STATED EXERCISE:
Reply with nothing except the number of lines that contain the word "JSON".
** Begin RECORD SET **
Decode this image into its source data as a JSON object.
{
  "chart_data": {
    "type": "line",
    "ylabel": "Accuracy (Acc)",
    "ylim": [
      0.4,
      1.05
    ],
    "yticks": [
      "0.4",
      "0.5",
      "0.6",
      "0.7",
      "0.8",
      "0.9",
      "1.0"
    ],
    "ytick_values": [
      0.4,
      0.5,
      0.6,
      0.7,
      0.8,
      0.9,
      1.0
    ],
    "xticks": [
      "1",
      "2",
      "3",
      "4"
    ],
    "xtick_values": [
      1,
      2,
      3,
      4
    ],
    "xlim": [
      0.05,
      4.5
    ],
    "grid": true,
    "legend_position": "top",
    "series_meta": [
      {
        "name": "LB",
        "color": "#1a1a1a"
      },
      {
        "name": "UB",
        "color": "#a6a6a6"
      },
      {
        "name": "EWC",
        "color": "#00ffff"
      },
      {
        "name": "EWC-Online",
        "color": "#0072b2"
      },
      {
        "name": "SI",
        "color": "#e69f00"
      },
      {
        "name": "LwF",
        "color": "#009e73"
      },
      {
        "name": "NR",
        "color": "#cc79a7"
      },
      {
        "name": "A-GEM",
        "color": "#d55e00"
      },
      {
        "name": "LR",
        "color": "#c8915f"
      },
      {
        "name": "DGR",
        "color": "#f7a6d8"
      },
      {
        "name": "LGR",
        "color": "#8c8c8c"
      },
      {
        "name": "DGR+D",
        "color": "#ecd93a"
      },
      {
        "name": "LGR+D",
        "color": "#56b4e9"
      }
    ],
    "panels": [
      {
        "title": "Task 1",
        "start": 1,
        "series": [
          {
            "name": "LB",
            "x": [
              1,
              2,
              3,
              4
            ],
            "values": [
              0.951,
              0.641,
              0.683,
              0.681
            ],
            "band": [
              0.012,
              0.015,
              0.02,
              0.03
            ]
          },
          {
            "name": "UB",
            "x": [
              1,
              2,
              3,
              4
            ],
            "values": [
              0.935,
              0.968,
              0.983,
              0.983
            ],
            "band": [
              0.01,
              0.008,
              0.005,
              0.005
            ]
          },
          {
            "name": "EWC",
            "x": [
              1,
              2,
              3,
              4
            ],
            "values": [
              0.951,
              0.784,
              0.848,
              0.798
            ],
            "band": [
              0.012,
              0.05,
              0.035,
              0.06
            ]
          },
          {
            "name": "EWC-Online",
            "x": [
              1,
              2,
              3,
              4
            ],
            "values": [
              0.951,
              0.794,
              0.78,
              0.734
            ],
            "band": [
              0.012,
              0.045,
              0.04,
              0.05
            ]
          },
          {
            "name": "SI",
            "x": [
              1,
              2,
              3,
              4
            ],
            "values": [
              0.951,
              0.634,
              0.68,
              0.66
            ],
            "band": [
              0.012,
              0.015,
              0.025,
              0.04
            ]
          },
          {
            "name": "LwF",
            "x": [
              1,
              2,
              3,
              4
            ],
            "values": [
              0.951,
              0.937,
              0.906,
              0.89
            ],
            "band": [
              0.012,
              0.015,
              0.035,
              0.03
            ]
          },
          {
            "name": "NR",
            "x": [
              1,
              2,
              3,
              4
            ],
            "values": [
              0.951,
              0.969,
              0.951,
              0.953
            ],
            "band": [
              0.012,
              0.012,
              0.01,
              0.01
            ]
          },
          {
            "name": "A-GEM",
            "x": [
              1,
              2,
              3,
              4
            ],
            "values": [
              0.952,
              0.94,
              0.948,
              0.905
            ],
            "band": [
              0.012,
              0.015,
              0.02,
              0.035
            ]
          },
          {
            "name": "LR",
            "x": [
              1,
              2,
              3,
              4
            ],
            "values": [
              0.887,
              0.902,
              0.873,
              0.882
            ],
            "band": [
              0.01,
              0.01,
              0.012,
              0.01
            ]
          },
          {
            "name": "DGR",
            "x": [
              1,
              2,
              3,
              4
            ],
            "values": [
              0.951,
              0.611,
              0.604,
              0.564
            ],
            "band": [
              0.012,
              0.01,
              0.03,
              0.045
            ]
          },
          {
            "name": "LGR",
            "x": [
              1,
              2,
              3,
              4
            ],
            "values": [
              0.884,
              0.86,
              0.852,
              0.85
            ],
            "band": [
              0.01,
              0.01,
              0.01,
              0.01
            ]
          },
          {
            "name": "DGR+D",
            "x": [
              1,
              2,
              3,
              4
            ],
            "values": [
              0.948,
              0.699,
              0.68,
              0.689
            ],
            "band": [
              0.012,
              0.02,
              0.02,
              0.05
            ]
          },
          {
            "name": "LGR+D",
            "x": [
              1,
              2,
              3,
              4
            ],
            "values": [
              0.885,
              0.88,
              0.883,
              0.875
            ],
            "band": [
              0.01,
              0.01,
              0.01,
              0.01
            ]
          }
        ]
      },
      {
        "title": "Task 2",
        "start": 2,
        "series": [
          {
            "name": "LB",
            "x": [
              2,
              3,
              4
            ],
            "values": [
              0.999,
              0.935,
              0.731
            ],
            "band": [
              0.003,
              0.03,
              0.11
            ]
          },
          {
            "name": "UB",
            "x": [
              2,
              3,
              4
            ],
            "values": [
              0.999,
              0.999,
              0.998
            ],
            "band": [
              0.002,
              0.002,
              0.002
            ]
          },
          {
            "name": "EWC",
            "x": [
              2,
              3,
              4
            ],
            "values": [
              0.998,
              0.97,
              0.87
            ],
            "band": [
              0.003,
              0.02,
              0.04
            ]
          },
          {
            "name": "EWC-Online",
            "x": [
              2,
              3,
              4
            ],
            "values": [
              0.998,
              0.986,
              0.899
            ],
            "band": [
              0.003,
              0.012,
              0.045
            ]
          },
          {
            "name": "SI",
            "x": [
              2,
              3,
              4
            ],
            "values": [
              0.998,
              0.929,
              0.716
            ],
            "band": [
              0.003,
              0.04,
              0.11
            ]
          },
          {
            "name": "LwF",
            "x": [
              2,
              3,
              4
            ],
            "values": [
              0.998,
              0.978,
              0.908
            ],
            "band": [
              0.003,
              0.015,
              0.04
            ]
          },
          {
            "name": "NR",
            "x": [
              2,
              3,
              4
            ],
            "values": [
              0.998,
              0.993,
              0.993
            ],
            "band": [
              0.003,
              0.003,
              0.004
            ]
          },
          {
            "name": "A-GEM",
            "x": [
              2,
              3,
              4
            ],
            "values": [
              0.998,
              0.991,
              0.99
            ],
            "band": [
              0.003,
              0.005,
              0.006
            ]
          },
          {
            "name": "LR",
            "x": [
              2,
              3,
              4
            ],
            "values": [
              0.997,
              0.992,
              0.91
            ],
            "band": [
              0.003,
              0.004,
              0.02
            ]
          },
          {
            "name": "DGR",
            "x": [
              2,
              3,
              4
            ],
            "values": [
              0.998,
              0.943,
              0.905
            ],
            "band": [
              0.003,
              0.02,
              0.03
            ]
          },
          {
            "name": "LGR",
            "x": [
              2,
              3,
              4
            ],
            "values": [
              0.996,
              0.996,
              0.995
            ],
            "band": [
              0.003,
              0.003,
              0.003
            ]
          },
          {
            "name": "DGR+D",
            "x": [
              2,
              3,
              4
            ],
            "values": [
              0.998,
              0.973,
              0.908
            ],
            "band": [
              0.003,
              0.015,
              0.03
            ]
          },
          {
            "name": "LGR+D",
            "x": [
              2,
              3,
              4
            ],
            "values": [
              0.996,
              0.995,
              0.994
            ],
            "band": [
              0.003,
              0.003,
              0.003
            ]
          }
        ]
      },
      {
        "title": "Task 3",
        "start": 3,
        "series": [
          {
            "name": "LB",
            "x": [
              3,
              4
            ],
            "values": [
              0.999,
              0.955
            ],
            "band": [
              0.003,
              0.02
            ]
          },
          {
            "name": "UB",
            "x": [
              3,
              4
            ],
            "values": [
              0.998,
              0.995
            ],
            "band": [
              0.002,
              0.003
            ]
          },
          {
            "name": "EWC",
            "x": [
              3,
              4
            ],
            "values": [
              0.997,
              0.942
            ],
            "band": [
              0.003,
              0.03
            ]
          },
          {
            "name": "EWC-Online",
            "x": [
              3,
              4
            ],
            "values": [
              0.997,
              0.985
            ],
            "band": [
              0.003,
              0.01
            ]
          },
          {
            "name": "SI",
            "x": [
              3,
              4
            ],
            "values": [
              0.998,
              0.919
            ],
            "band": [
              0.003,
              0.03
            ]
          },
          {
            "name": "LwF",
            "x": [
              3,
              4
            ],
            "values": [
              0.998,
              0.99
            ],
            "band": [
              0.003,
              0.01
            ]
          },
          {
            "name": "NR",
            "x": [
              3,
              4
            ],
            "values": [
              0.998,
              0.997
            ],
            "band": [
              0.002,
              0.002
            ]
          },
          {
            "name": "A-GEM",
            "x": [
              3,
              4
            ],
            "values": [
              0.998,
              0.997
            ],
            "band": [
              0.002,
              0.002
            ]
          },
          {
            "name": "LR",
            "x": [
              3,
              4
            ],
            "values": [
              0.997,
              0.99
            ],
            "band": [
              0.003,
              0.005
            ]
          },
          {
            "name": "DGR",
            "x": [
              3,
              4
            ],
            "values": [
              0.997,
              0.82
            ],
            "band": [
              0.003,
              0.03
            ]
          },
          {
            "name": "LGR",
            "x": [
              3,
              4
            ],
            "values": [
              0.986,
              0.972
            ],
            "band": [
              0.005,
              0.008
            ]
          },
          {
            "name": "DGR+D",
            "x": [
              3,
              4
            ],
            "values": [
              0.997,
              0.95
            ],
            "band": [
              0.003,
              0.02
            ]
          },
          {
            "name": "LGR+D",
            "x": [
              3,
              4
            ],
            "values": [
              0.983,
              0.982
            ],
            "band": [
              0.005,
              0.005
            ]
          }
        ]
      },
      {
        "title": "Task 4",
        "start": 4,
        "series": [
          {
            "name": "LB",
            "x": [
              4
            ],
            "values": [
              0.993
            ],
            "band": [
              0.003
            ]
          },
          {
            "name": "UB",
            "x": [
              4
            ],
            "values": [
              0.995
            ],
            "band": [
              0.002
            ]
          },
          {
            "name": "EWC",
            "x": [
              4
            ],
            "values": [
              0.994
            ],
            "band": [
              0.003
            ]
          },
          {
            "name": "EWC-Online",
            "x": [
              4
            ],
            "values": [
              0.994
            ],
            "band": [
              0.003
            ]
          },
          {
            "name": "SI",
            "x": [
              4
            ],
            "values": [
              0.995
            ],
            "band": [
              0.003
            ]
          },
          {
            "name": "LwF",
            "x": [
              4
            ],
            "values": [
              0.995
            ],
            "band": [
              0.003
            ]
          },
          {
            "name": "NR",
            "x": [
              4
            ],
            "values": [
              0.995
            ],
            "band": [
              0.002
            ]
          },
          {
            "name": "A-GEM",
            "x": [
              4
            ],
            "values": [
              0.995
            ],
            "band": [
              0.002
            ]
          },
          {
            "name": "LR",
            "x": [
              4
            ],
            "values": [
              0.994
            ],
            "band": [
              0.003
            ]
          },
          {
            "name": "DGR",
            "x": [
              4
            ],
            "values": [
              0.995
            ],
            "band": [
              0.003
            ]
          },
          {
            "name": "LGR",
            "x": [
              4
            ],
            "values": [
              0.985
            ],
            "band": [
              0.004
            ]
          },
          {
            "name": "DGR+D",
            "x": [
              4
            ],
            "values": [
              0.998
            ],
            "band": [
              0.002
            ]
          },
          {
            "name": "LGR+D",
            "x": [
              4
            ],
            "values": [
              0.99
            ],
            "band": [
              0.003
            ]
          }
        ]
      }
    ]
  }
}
** End RECORD SET **
** Begin RECORD SET **
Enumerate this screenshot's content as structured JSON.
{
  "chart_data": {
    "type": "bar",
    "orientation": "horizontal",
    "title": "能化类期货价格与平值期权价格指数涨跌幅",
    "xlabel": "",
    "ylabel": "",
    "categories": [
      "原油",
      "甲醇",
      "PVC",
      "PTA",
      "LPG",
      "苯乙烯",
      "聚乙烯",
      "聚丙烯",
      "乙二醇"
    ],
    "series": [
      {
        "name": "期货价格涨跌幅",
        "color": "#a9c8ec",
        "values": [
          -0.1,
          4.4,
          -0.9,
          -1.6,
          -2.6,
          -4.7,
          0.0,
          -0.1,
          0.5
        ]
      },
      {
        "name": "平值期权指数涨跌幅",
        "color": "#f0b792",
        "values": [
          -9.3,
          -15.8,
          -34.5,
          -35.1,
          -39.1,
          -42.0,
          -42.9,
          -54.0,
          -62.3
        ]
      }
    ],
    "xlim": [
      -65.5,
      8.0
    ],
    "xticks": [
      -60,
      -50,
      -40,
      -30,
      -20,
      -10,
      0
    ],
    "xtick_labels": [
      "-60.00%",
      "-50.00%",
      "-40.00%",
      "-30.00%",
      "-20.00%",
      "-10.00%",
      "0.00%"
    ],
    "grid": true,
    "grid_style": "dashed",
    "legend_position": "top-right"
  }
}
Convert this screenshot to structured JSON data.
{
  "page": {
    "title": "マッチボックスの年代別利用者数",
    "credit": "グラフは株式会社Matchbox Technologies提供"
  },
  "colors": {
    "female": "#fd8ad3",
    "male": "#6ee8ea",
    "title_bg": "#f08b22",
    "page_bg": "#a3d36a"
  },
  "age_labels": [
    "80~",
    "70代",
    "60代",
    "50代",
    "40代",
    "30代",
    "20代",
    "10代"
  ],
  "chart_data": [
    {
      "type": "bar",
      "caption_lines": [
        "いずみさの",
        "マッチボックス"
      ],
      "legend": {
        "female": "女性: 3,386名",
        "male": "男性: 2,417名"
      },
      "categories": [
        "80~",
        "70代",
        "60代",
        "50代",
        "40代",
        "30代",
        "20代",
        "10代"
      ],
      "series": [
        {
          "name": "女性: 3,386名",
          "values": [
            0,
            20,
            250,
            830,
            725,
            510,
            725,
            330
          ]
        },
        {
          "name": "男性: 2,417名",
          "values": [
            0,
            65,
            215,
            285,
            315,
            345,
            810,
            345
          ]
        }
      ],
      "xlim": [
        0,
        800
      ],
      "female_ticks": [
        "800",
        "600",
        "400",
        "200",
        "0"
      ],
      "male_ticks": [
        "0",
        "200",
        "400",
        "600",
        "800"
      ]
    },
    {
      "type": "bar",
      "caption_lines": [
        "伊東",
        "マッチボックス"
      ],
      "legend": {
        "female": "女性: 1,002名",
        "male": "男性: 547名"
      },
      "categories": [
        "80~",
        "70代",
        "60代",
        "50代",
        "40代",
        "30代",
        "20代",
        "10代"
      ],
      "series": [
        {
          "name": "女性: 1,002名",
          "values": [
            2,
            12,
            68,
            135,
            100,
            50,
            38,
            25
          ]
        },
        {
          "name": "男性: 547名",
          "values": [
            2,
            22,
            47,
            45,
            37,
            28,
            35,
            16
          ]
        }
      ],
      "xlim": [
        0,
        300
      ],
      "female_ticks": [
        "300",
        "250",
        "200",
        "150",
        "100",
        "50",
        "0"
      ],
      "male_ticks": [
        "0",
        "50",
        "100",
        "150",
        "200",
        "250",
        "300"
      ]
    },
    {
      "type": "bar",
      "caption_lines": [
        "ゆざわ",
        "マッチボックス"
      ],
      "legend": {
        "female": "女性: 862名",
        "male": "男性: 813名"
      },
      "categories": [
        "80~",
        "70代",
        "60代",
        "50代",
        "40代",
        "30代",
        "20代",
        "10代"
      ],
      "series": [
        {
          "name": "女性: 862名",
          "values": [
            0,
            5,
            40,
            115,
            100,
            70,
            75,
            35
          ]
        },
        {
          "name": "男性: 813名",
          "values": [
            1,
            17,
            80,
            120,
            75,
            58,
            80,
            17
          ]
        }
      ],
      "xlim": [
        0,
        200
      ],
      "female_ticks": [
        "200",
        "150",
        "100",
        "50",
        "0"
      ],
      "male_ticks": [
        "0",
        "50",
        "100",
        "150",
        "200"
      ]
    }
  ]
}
** End RECORD SET **
** Begin RECORD SET **
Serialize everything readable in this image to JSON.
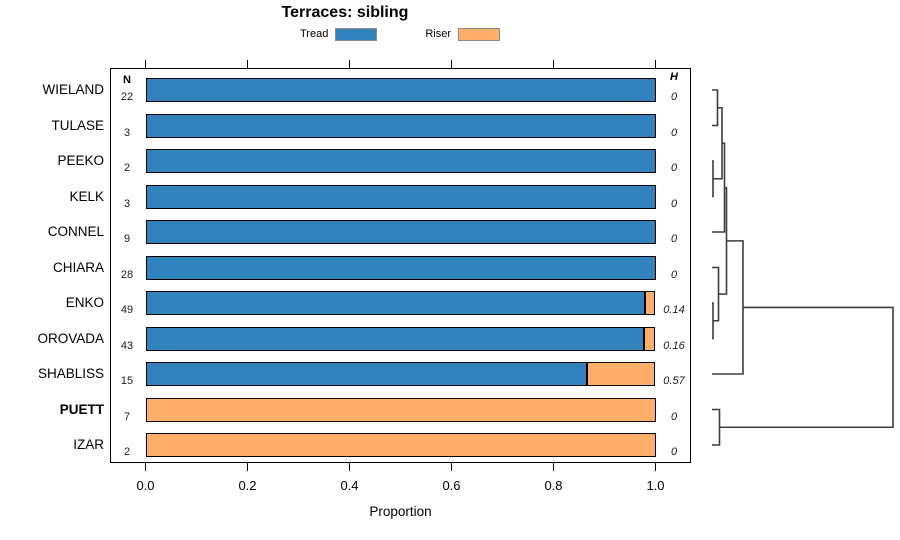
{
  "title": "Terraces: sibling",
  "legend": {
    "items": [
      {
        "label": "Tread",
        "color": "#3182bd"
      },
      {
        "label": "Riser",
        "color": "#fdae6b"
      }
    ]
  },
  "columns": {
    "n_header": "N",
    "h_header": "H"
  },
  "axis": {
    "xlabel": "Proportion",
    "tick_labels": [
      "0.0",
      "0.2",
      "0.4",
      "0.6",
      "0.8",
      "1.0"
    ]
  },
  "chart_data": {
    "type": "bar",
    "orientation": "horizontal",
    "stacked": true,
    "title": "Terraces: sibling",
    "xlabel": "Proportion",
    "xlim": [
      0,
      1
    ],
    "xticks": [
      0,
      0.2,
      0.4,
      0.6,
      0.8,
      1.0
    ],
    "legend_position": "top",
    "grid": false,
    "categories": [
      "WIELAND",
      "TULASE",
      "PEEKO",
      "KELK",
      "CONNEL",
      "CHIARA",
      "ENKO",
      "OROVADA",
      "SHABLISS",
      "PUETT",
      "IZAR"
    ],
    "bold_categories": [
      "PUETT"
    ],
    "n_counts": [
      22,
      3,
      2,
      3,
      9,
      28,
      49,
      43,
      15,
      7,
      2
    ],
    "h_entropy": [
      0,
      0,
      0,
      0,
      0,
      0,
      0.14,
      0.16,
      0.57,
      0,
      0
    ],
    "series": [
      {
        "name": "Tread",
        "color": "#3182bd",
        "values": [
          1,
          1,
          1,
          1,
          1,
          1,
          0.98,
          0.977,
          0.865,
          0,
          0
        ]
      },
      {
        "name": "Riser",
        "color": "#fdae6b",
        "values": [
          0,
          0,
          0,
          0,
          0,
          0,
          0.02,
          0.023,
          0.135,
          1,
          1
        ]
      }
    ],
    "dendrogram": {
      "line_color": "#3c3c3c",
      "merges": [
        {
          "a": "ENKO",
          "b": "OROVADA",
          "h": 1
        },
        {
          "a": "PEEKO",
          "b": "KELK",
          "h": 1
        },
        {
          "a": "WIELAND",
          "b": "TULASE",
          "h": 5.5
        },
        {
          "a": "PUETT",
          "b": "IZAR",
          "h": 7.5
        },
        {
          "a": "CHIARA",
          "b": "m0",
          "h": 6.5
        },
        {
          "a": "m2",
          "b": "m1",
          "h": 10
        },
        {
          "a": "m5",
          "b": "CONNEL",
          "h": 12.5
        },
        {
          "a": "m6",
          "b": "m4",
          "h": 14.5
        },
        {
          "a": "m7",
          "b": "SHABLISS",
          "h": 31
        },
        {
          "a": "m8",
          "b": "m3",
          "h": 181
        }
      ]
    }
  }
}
** End RECORD SET **
EXERCISE SOLUTION:
4